* _Dataset_
╔══
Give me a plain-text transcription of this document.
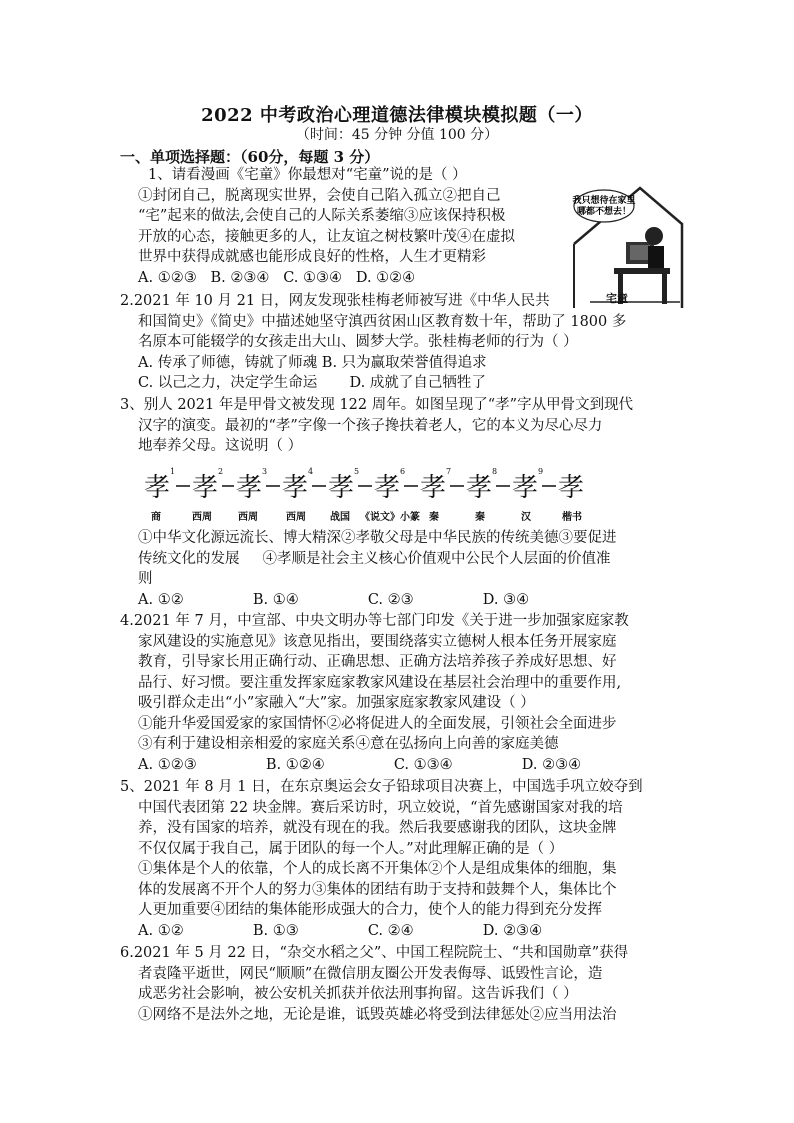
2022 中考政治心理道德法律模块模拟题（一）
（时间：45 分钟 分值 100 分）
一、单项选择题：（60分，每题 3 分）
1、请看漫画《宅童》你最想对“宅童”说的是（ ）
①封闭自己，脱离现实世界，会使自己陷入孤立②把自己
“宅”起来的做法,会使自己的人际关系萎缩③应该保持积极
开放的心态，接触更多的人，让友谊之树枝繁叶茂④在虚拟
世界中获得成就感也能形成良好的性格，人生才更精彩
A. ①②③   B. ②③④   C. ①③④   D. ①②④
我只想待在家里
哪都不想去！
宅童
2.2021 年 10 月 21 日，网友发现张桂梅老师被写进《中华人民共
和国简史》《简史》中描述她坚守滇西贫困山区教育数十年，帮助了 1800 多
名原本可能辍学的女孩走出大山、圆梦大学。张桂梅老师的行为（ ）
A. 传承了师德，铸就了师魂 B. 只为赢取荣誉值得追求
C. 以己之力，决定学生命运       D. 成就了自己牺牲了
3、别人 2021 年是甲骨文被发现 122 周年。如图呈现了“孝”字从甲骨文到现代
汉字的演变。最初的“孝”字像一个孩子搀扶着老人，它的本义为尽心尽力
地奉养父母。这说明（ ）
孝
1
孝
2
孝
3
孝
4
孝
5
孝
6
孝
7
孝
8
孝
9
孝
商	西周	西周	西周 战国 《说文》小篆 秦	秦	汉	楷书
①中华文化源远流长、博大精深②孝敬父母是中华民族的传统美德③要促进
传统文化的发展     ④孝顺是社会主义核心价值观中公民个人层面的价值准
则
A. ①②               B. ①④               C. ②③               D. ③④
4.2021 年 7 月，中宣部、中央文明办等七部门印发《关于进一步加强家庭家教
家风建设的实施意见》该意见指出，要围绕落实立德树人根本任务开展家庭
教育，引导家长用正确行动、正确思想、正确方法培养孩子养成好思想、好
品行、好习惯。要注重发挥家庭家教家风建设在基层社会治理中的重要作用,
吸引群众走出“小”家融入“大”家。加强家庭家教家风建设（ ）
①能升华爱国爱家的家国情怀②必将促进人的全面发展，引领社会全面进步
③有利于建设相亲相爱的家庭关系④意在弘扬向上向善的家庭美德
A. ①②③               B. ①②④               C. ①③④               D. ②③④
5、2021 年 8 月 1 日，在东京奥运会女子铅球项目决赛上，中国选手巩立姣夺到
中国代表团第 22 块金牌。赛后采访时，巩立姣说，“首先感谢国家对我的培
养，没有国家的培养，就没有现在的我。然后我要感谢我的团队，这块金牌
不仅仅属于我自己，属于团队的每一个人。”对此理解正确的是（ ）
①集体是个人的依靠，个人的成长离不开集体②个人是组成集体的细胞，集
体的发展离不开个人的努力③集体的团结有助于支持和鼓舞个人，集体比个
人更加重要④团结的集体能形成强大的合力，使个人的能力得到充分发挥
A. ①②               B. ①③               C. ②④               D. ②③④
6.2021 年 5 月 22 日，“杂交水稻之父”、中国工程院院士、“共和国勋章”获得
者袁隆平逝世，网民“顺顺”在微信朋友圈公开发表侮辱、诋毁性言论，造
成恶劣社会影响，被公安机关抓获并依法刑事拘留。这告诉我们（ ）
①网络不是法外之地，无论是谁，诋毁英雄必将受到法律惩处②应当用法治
╚══
* _Task description_
Reproduce the whole listing word for word, setting aside any pictures.

* _Exercise answer_
Give me a plain-text transcription of this document.
2022 中考政治心理道德法律模块模拟题（一）
（时间：45 分钟 分值 100 分）
一、单项选择题：（60分，每题 3 分）
1、请看漫画《宅童》你最想对“宅童”说的是（ ）
①封闭自己，脱离现实世界，会使自己陷入孤立②把自己
“宅”起来的做法,会使自己的人际关系萎缩③应该保持积极
开放的心态，接触更多的人，让友谊之树枝繁叶茂④在虚拟
世界中获得成就感也能形成良好的性格，人生才更精彩
A. ①②③   B. ②③④   C. ①③④   D. ①②④
我只想待在家里
哪都不想去！
宅童
2.2021 年 10 月 21 日，网友发现张桂梅老师被写进《中华人民共
和国简史》《简史》中描述她坚守滇西贫困山区教育数十年，帮助了 1800 多
名原本可能辍学的女孩走出大山、圆梦大学。张桂梅老师的行为（ ）
A. 传承了师德，铸就了师魂 B. 只为赢取荣誉值得追求
C. 以己之力，决定学生命运       D. 成就了自己牺牲了
3、别人 2021 年是甲骨文被发现 122 周年。如图呈现了“孝”字从甲骨文到现代
汉字的演变。最初的“孝”字像一个孩子搀扶着老人，它的本义为尽心尽力
地奉养父母。这说明（ ）
孝
1
孝
2
孝
3
孝
4
孝
5
孝
6
孝
7
孝
8
孝
9
孝
商	西周	西周	西周 战国 《说文》小篆 秦	秦	汉	楷书
①中华文化源远流长、博大精深②孝敬父母是中华民族的传统美德③要促进
传统文化的发展     ④孝顺是社会主义核心价值观中公民个人层面的价值准
则
A. ①②               B. ①④               C. ②③               D. ③④
4.2021 年 7 月，中宣部、中央文明办等七部门印发《关于进一步加强家庭家教
家风建设的实施意见》该意见指出，要围绕落实立德树人根本任务开展家庭
教育，引导家长用正确行动、正确思想、正确方法培养孩子养成好思想、好
品行、好习惯。要注重发挥家庭家教家风建设在基层社会治理中的重要作用,
吸引群众走出“小”家融入“大”家。加强家庭家教家风建设（ ）
①能升华爱国爱家的家国情怀②必将促进人的全面发展，引领社会全面进步
③有利于建设相亲相爱的家庭关系④意在弘扬向上向善的家庭美德
A. ①②③               B. ①②④               C. ①③④               D. ②③④
5、2021 年 8 月 1 日，在东京奥运会女子铅球项目决赛上，中国选手巩立姣夺到
中国代表团第 22 块金牌。赛后采访时，巩立姣说，“首先感谢国家对我的培
养，没有国家的培养，就没有现在的我。然后我要感谢我的团队，这块金牌
不仅仅属于我自己，属于团队的每一个人。”对此理解正确的是（ ）
①集体是个人的依靠，个人的成长离不开集体②个人是组成集体的细胞，集
体的发展离不开个人的努力③集体的团结有助于支持和鼓舞个人，集体比个
人更加重要④团结的集体能形成强大的合力，使个人的能力得到充分发挥
A. ①②               B. ①③               C. ②④               D. ②③④
6.2021 年 5 月 22 日，“杂交水稻之父”、中国工程院院士、“共和国勋章”获得
者袁隆平逝世，网民“顺顺”在微信朋友圈公开发表侮辱、诋毁性言论，造
成恶劣社会影响，被公安机关抓获并依法刑事拘留。这告诉我们（ ）
①网络不是法外之地，无论是谁，诋毁英雄必将受到法律惩处②应当用法治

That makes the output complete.